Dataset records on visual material
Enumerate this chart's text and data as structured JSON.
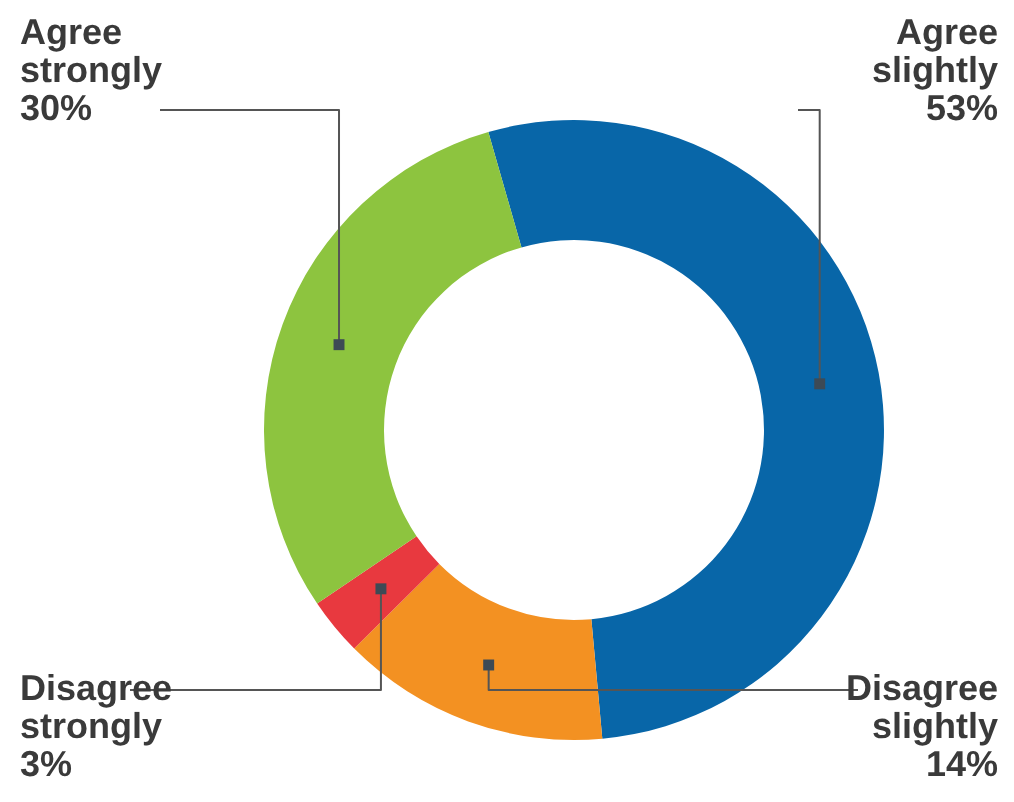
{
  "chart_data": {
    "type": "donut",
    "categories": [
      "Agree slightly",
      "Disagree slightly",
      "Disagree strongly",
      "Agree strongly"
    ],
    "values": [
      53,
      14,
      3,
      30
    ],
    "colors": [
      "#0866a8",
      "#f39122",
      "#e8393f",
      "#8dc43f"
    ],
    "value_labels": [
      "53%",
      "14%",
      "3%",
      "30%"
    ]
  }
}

* _Work to do_
From the material above, copy everything exactly but the pictures.

* _Written response_
Enumerate this chart's text and data as structured JSON.
{
  "chart_data": {
    "type": "donut",
    "categories": [
      "Agree slightly",
      "Disagree slightly",
      "Disagree strongly",
      "Agree strongly"
    ],
    "values": [
      53,
      14,
      3,
      30
    ],
    "colors": [
      "#0866a8",
      "#f39122",
      "#e8393f",
      "#8dc43f"
    ],
    "value_labels": [
      "53%",
      "14%",
      "3%",
      "30%"
    ]
  }
}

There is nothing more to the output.